CHALLENGE | Only the number is wanted: tally the lines below that contain the word "this".

═══ DATASET RECORDS ═══

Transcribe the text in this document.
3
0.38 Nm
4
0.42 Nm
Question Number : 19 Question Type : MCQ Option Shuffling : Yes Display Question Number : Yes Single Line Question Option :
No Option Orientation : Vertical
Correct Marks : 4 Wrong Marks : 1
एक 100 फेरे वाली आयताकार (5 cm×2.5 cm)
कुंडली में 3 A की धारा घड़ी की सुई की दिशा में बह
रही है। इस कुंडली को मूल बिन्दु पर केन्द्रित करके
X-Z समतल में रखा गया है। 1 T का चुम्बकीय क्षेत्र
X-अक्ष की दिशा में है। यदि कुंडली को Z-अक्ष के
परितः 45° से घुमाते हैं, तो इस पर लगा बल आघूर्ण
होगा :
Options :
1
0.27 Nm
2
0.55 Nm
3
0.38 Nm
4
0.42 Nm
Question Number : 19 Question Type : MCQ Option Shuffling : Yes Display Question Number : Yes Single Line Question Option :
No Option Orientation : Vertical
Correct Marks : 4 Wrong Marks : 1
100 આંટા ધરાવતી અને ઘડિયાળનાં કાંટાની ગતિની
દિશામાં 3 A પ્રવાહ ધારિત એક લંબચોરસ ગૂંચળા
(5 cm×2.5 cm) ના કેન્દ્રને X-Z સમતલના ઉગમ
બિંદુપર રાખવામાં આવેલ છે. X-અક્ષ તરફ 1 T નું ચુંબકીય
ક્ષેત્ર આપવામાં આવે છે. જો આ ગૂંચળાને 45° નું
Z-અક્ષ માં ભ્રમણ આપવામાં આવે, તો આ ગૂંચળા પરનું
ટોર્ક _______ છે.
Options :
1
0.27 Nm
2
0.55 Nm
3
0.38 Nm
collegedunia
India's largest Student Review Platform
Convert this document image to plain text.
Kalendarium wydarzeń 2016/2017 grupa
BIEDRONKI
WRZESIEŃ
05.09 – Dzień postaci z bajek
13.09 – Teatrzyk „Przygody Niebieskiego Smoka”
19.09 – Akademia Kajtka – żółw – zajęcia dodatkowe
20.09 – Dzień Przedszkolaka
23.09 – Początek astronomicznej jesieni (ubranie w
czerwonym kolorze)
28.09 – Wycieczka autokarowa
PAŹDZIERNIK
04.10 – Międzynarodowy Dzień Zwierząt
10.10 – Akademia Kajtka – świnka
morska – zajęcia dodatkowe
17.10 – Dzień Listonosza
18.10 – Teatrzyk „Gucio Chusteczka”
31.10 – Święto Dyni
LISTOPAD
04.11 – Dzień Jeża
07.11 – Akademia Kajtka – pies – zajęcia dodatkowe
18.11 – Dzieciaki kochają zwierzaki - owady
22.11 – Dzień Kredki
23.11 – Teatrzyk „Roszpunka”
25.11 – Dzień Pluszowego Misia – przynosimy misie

═══

EXPECTED ANSWER | 2